▶ OBJECTIVE
Search the data for the string "居家养老上门服务规范" and extract every line where it appears.

>> START MATERIAL FOR THIS EXERCISE

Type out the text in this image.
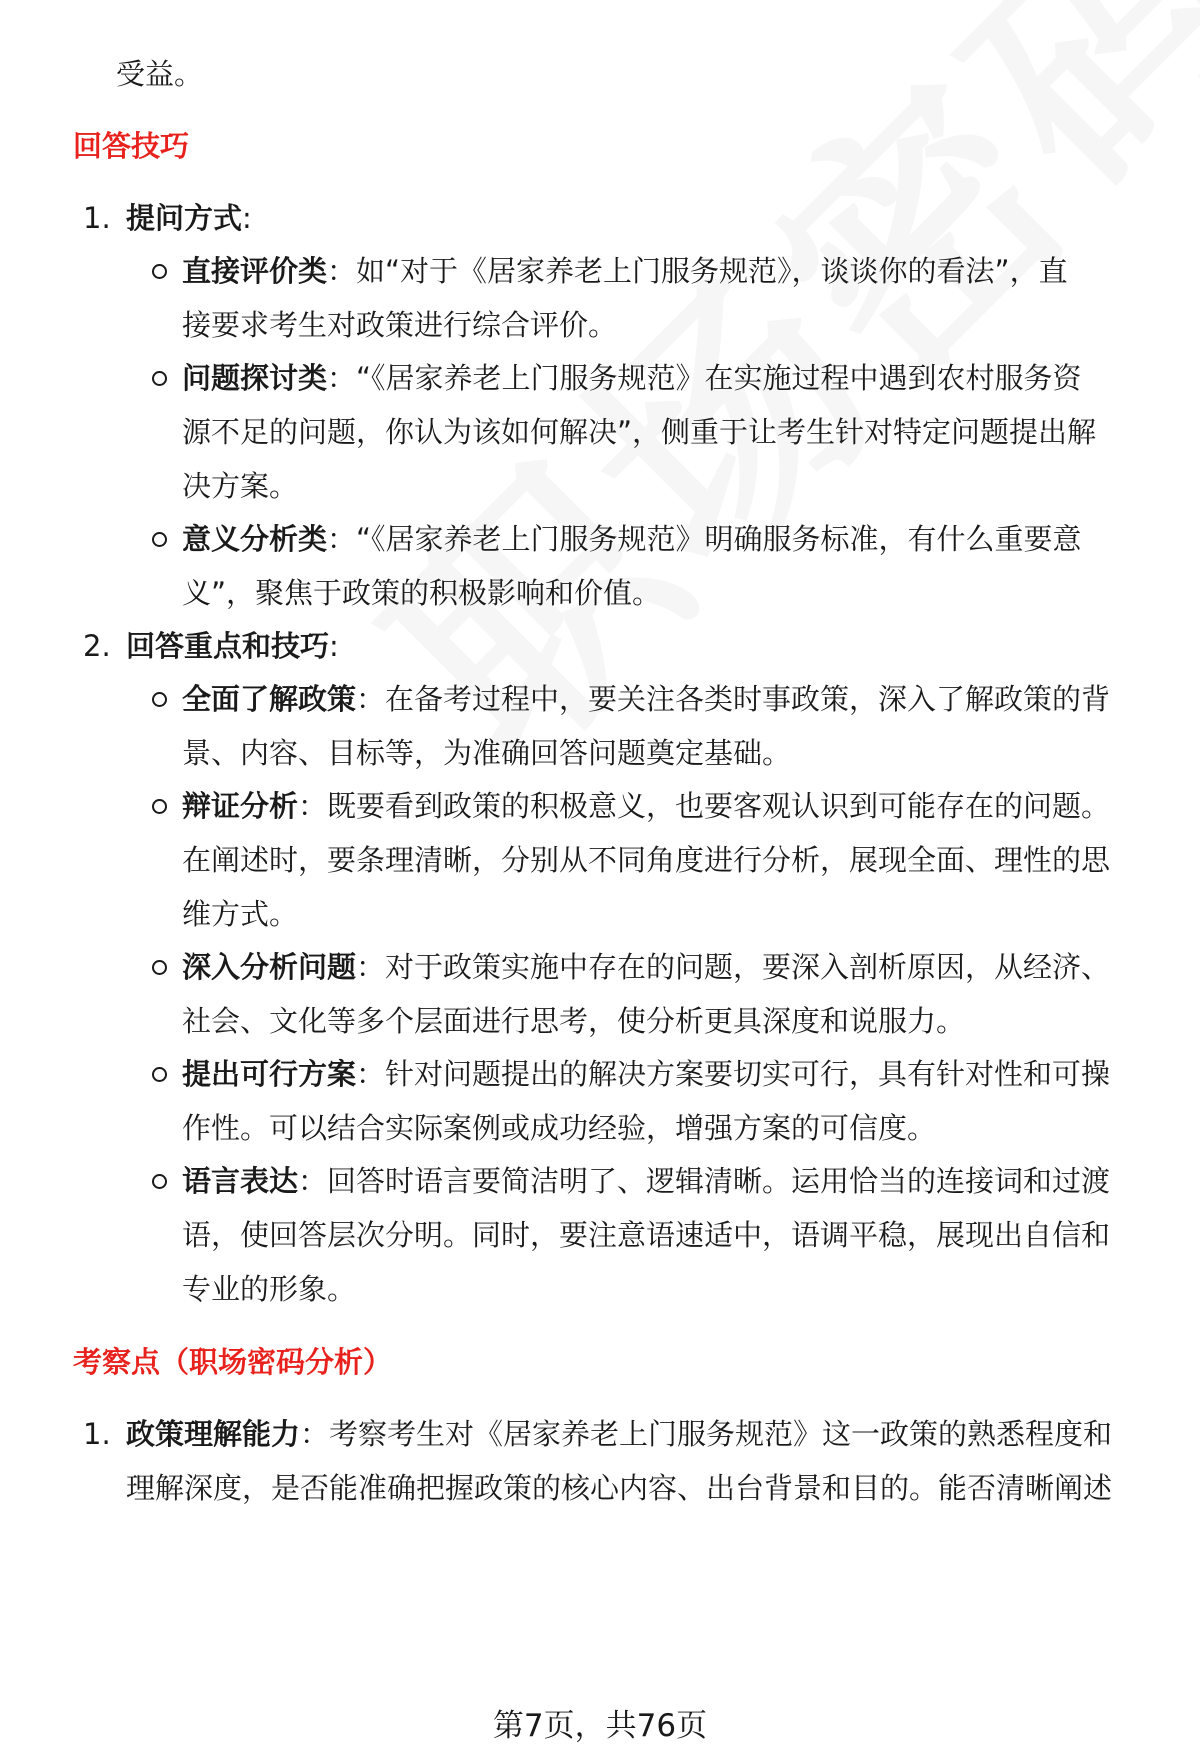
受益。
回答技巧
1. 提问方式:
直接评价类：如“对于《居家养老上门服务规范》，谈谈你的看法”，直
接要求考生对政策进行综合评价。
问题探讨类：“《居家养老上门服务规范》在实施过程中遇到农村服务资
源不足的问题，你认为该如何解决”，侧重于让考生针对特定问题提出解
决方案。
意义分析类：“《居家养老上门服务规范》明确服务标准，有什么重要意
义”，聚焦于政策的积极影响和价值。
2. 回答重点和技巧:
全面了解政策：在备考过程中，要关注各类时事政策，深入了解政策的背
景、内容、目标等，为准确回答问题奠定基础。
辩证分析：既要看到政策的积极意义，也要客观认识到可能存在的问题。
在阐述时，要条理清晰，分别从不同角度进行分析，展现全面、理性的思
维方式。
深入分析问题：对于政策实施中存在的问题，要深入剖析原因，从经济、
社会、文化等多个层面进行思考，使分析更具深度和说服力。
提出可行方案：针对问题提出的解决方案要切实可行，具有针对性和可操
作性。可以结合实际案例或成功经验，增强方案的可信度。
语言表达：回答时语言要简洁明了、逻辑清晰。运用恰当的连接词和过渡
语，使回答层次分明。同时，要注意语速适中，语调平稳，展现出自信和
专业的形象。
考察点（职场密码分析）
1. 政策理解能力：考察考生对《居家养老上门服务规范》这一政策的熟悉程度和
理解深度，是否能准确把握政策的核心内容、出台背景和目的。能否清晰阐述
第7页，共76页
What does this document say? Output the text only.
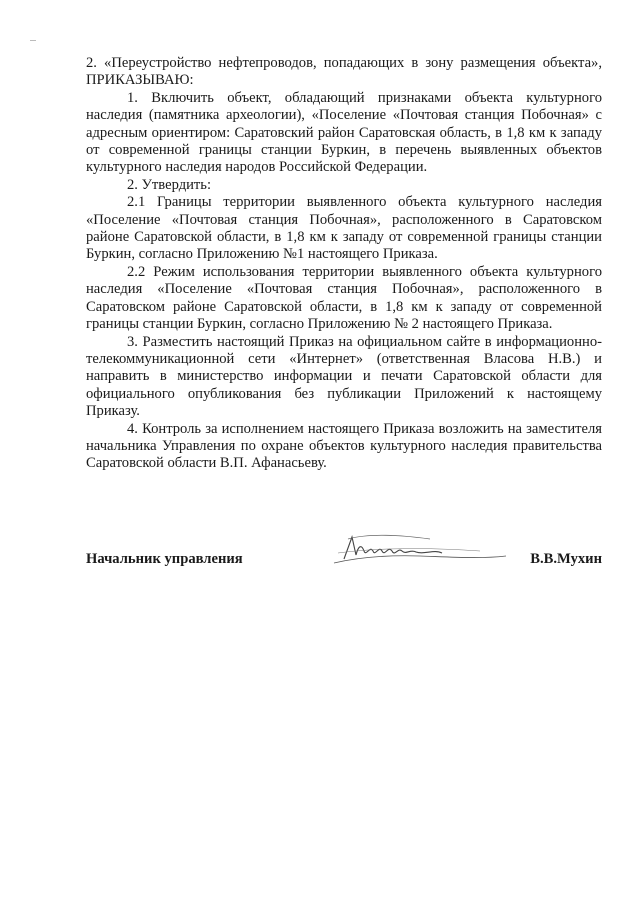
2. «Переустройство нефтепроводов, попадающих в зону размещения объекта», ПРИКАЗЫВАЮ:

1. Включить объект, обладающий признаками объекта культурного наследия (памятника археологии), «Поселение «Почтовая станция Побочная» с адресным ориентиром: Саратовский район Саратовская область, в 1,8 км к западу от современной границы станции Буркин, в перечень выявленных объектов культурного наследия народов Российской Федерации.

2. Утвердить:

2.1 Границы территории выявленного объекта культурного наследия «Поселение «Почтовая станция Побочная», расположенного в Саратовском районе Саратовской области, в 1,8 км к западу от современной границы станции Буркин, согласно Приложению №1 настоящего Приказа.

2.2 Режим использования территории выявленного объекта культурного наследия «Поселение «Почтовая станция Побочная», расположенного в Саратовском районе Саратовской области, в 1,8 км к западу от современной границы станции Буркин, согласно Приложению № 2 настоящего Приказа.

3. Разместить настоящий Приказ на официальном сайте в информационно-телекоммуникационной сети «Интернет» (ответственная Власова Н.В.) и направить в министерство информации и печати Саратовской области для официального опубликования без публикации Приложений к настоящему Приказу.

4. Контроль за исполнением настоящего Приказа возложить на заместителя начальника Управления по охране объектов культурного наследия правительства Саратовской области В.П. Афанасьеву.

Начальник управления	В.В.Мухин
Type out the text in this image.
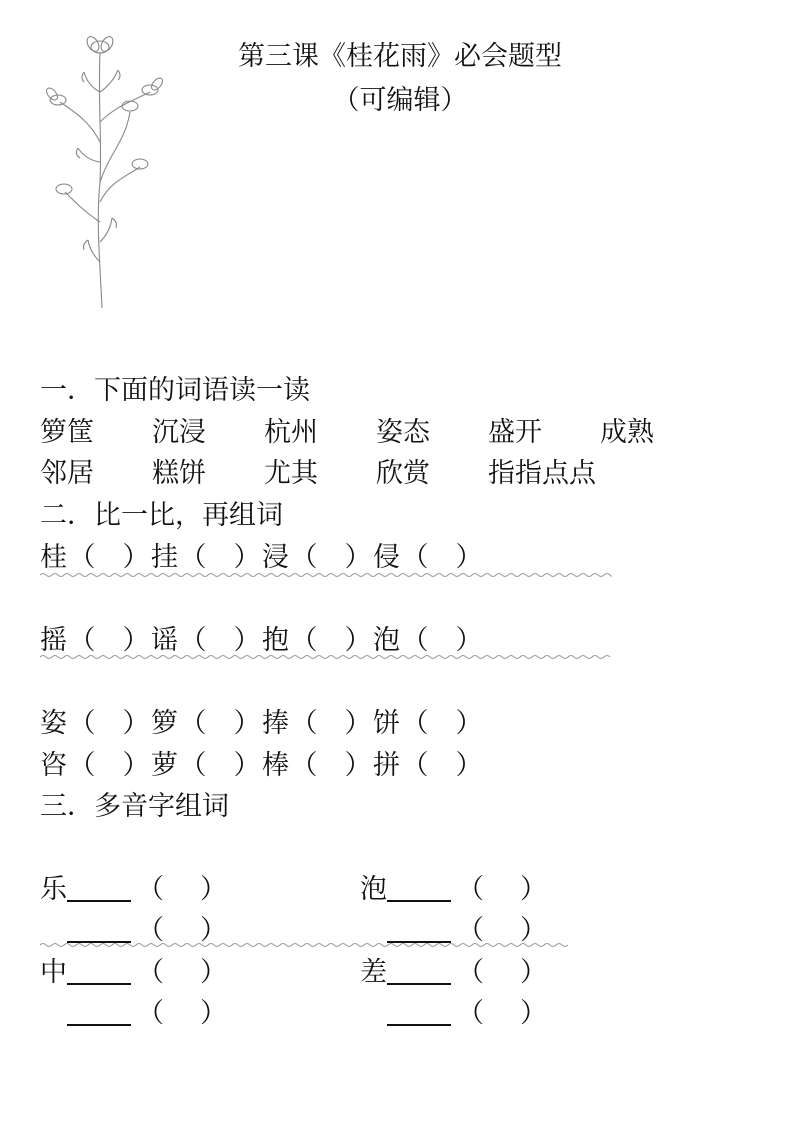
第三课《桂花雨》必会题型
（可编辑）
一．下面的词语读一读
箩筐 沉浸 杭州 姿态 盛开 成熟
邻居 糕饼 尤其 欣赏 指指点点
二．比一比，再组词
桂（ ）挂（ ）浸（ ）侵（ ）
摇（ ）谣（ ）抱（ ）泡（ ）
姿（ ）箩（ ）捧（ ）饼（ ）
咨（ ）萝（ ）棒（ ）拼（ ）
三．多音字组词
乐	（ ）	泡	（ ）
（ ）	（ ）
中	（ ）	差	（ ）
（ ）	（ ）
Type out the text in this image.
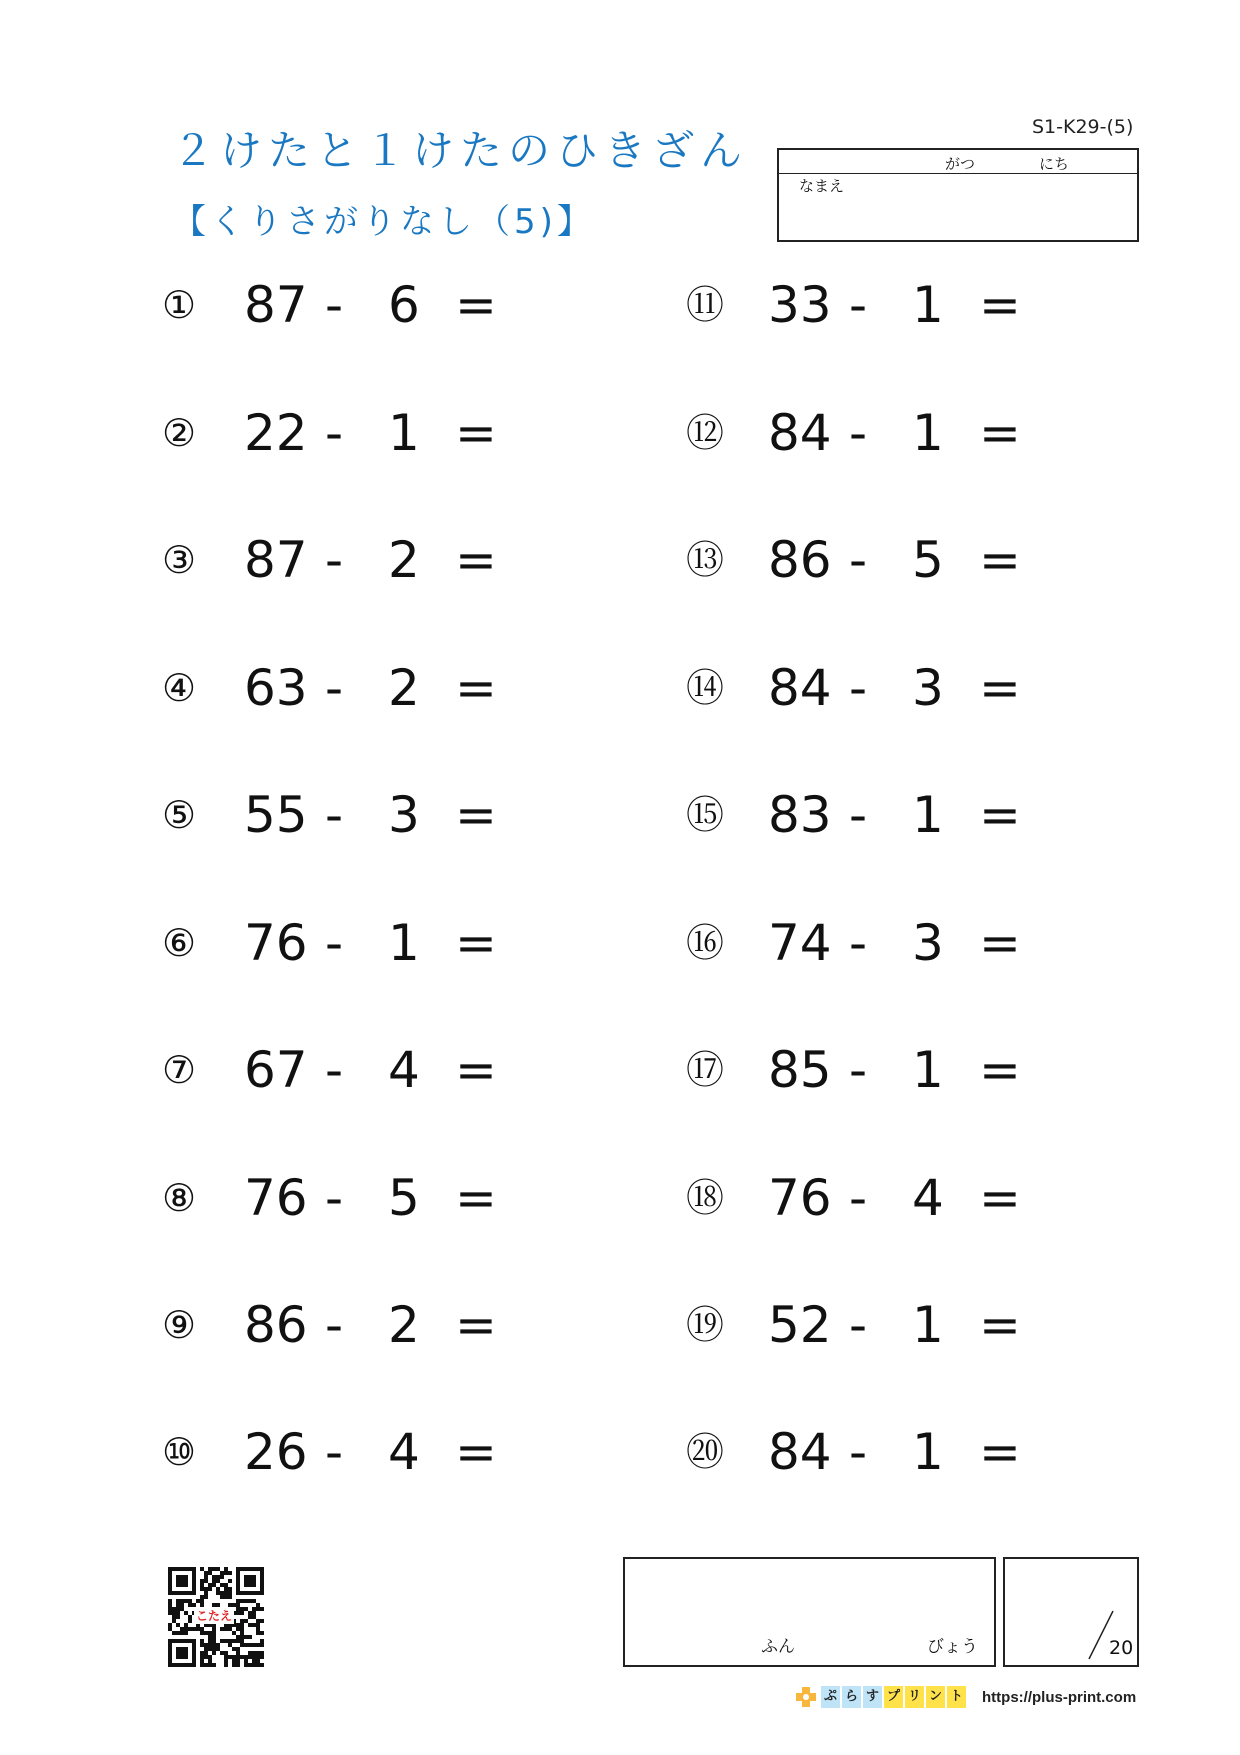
２けたと１けたのひきざん
【くりさがりなし（5)】
S1-K29-(5)
がつ	にち
なまえ
① 87 - 6 =
② 22 - 1 =
③ 87 - 2 =
④ 63 - 2 =
⑤ 55 - 3 =
⑥ 76 - 1 =
⑦ 67 - 4 =
⑧ 76 - 5 =
⑨ 86 - 2 =
⑩ 26 - 4 =
⑪ 33 - 1 =
⑫ 84 - 1 =
⑬ 86 - 5 =
⑭ 84 - 3 =
⑮ 83 - 1 =
⑯ 74 - 3 =
⑰ 85 - 1 =
⑱ 76 - 4 =
⑲ 52 - 1 =
⑳ 84 - 1 =
こたえ
ふん	びょう	20
ぷ ら す プ リ ン ト https://plus-print.com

>> END MATERIAL FOR THIS EXERCISE

▶ TASK SOLUTION
直接评价类：如“对于《居家养老上门服务规范》，谈谈你的看法”，直
问题探讨类：“《居家养老上门服务规范》在实施过程中遇到农村服务资
意义分析类：“《居家养老上门服务规范》明确服务标准，有什么重要意
1. 政策理解能力：考察考生对《居家养老上门服务规范》这一政策的熟悉程度和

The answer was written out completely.